● **Dataset listings of figures**:
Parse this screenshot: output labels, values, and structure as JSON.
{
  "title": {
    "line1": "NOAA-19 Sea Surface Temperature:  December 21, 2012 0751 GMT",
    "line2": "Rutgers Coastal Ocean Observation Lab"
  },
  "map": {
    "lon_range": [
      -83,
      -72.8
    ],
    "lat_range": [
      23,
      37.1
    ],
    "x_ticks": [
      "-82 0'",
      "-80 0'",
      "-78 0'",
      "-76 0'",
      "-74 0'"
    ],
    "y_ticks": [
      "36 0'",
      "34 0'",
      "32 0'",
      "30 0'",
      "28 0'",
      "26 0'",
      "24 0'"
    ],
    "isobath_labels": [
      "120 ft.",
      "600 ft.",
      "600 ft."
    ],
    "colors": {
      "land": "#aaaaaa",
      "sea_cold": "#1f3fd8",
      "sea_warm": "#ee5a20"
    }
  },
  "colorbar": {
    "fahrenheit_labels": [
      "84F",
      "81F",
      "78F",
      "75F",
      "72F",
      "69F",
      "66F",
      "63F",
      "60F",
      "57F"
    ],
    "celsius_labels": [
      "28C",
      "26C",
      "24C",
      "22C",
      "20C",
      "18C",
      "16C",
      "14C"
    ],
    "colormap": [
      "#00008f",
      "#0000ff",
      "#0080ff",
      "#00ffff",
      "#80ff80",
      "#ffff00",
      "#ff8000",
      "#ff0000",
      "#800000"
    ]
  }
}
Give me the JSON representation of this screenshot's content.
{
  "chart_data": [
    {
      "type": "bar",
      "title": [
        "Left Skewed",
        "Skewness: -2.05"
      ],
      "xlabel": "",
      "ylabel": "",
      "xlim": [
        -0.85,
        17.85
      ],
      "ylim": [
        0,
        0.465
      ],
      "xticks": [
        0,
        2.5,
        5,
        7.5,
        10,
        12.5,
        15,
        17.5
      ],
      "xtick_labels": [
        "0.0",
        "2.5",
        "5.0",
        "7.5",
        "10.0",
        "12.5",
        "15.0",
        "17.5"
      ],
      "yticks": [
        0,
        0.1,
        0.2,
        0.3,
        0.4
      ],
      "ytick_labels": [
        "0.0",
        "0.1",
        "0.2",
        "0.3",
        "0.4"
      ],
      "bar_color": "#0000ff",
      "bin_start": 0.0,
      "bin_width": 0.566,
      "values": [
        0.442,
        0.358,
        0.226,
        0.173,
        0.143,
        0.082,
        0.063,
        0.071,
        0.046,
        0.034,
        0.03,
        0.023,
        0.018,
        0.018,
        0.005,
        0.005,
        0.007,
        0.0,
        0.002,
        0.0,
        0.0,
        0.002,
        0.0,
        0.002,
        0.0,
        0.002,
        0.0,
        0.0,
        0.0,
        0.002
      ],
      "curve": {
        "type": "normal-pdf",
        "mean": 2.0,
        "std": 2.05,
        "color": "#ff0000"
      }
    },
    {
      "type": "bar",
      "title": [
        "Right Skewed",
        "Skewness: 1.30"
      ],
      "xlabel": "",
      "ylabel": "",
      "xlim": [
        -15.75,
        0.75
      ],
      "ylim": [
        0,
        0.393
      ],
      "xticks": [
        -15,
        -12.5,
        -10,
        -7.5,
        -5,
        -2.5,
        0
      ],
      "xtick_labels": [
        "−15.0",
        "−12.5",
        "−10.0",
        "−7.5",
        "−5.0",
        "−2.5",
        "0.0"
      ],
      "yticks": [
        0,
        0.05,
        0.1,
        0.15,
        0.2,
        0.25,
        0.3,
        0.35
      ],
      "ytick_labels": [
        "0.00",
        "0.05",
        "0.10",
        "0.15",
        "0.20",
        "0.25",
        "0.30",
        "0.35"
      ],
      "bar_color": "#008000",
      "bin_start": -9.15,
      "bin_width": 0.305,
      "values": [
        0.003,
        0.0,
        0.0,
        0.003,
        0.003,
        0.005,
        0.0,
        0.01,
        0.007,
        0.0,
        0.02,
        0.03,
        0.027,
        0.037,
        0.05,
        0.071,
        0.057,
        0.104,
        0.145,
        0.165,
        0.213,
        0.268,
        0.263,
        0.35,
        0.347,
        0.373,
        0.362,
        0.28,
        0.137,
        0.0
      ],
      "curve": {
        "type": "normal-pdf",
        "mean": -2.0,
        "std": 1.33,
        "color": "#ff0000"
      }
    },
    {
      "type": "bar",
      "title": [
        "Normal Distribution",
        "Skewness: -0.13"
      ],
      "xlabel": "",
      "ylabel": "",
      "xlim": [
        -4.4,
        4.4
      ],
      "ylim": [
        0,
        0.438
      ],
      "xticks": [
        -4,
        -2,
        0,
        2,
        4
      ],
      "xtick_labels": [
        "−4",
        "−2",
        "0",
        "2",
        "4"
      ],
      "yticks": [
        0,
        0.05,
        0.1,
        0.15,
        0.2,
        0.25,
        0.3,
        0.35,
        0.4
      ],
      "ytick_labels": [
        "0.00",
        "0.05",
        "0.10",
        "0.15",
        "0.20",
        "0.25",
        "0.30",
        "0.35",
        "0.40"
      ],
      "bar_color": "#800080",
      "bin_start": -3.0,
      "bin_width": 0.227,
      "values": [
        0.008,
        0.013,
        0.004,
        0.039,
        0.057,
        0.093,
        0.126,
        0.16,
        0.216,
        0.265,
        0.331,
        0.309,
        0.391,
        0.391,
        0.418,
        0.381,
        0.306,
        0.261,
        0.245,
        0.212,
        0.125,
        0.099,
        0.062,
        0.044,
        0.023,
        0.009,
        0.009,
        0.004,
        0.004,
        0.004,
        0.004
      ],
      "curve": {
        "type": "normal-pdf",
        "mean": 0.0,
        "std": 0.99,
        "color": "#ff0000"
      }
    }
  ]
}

● **INSTRUCTIONS TO FOLLOW**:
Write out the records above again, keeping each one identical to the original.

● **WRITTEN RESPONSE**:
Parse this screenshot: output labels, values, and structure as JSON.
{
  "title": {
    "line1": "NOAA-19 Sea Surface Temperature:  December 21, 2012 0751 GMT",
    "line2": "Rutgers Coastal Ocean Observation Lab"
  },
  "map": {
    "lon_range": [
      -83,
      -72.8
    ],
    "lat_range": [
      23,
      37.1
    ],
    "x_ticks": [
      "-82 0'",
      "-80 0'",
      "-78 0'",
      "-76 0'",
      "-74 0'"
    ],
    "y_ticks": [
      "36 0'",
      "34 0'",
      "32 0'",
      "30 0'",
      "28 0'",
      "26 0'",
      "24 0'"
    ],
    "isobath_labels": [
      "120 ft.",
      "600 ft.",
      "600 ft."
    ],
    "colors": {
      "land": "#aaaaaa",
      "sea_cold": "#1f3fd8",
      "sea_warm": "#ee5a20"
    }
  },
  "colorbar": {
    "fahrenheit_labels": [
      "84F",
      "81F",
      "78F",
      "75F",
      "72F",
      "69F",
      "66F",
      "63F",
      "60F",
      "57F"
    ],
    "celsius_labels": [
      "28C",
      "26C",
      "24C",
      "22C",
      "20C",
      "18C",
      "16C",
      "14C"
    ],
    "colormap": [
      "#00008f",
      "#0000ff",
      "#0080ff",
      "#00ffff",
      "#80ff80",
      "#ffff00",
      "#ff8000",
      "#ff0000",
      "#800000"
    ]
  }
}
Give me the JSON representation of this screenshot's content.
{
  "chart_data": [
    {
      "type": "bar",
      "title": [
        "Left Skewed",
        "Skewness: -2.05"
      ],
      "xlabel": "",
      "ylabel": "",
      "xlim": [
        -0.85,
        17.85
      ],
      "ylim": [
        0,
        0.465
      ],
      "xticks": [
        0,
        2.5,
        5,
        7.5,
        10,
        12.5,
        15,
        17.5
      ],
      "xtick_labels": [
        "0.0",
        "2.5",
        "5.0",
        "7.5",
        "10.0",
        "12.5",
        "15.0",
        "17.5"
      ],
      "yticks": [
        0,
        0.1,
        0.2,
        0.3,
        0.4
      ],
      "ytick_labels": [
        "0.0",
        "0.1",
        "0.2",
        "0.3",
        "0.4"
      ],
      "bar_color": "#0000ff",
      "bin_start": 0.0,
      "bin_width": 0.566,
      "values": [
        0.442,
        0.358,
        0.226,
        0.173,
        0.143,
        0.082,
        0.063,
        0.071,
        0.046,
        0.034,
        0.03,
        0.023,
        0.018,
        0.018,
        0.005,
        0.005,
        0.007,
        0.0,
        0.002,
        0.0,
        0.0,
        0.002,
        0.0,
        0.002,
        0.0,
        0.002,
        0.0,
        0.0,
        0.0,
        0.002
      ],
      "curve": {
        "type": "normal-pdf",
        "mean": 2.0,
        "std": 2.05,
        "color": "#ff0000"
      }
    },
    {
      "type": "bar",
      "title": [
        "Right Skewed",
        "Skewness: 1.30"
      ],
      "xlabel": "",
      "ylabel": "",
      "xlim": [
        -15.75,
        0.75
      ],
      "ylim": [
        0,
        0.393
      ],
      "xticks": [
        -15,
        -12.5,
        -10,
        -7.5,
        -5,
        -2.5,
        0
      ],
      "xtick_labels": [
        "−15.0",
        "−12.5",
        "−10.0",
        "−7.5",
        "−5.0",
        "−2.5",
        "0.0"
      ],
      "yticks": [
        0,
        0.05,
        0.1,
        0.15,
        0.2,
        0.25,
        0.3,
        0.35
      ],
      "ytick_labels": [
        "0.00",
        "0.05",
        "0.10",
        "0.15",
        "0.20",
        "0.25",
        "0.30",
        "0.35"
      ],
      "bar_color": "#008000",
      "bin_start": -9.15,
      "bin_width": 0.305,
      "values": [
        0.003,
        0.0,
        0.0,
        0.003,
        0.003,
        0.005,
        0.0,
        0.01,
        0.007,
        0.0,
        0.02,
        0.03,
        0.027,
        0.037,
        0.05,
        0.071,
        0.057,
        0.104,
        0.145,
        0.165,
        0.213,
        0.268,
        0.263,
        0.35,
        0.347,
        0.373,
        0.362,
        0.28,
        0.137,
        0.0
      ],
      "curve": {
        "type": "normal-pdf",
        "mean": -2.0,
        "std": 1.33,
        "color": "#ff0000"
      }
    },
    {
      "type": "bar",
      "title": [
        "Normal Distribution",
        "Skewness: -0.13"
      ],
      "xlabel": "",
      "ylabel": "",
      "xlim": [
        -4.4,
        4.4
      ],
      "ylim": [
        0,
        0.438
      ],
      "xticks": [
        -4,
        -2,
        0,
        2,
        4
      ],
      "xtick_labels": [
        "−4",
        "−2",
        "0",
        "2",
        "4"
      ],
      "yticks": [
        0,
        0.05,
        0.1,
        0.15,
        0.2,
        0.25,
        0.3,
        0.35,
        0.4
      ],
      "ytick_labels": [
        "0.00",
        "0.05",
        "0.10",
        "0.15",
        "0.20",
        "0.25",
        "0.30",
        "0.35",
        "0.40"
      ],
      "bar_color": "#800080",
      "bin_start": -3.0,
      "bin_width": 0.227,
      "values": [
        0.008,
        0.013,
        0.004,
        0.039,
        0.057,
        0.093,
        0.126,
        0.16,
        0.216,
        0.265,
        0.331,
        0.309,
        0.391,
        0.391,
        0.418,
        0.381,
        0.306,
        0.261,
        0.245,
        0.212,
        0.125,
        0.099,
        0.062,
        0.044,
        0.023,
        0.009,
        0.009,
        0.004,
        0.004,
        0.004,
        0.004
      ],
      "curve": {
        "type": "normal-pdf",
        "mean": 0.0,
        "std": 0.99,
        "color": "#ff0000"
      }
    }
  ]
}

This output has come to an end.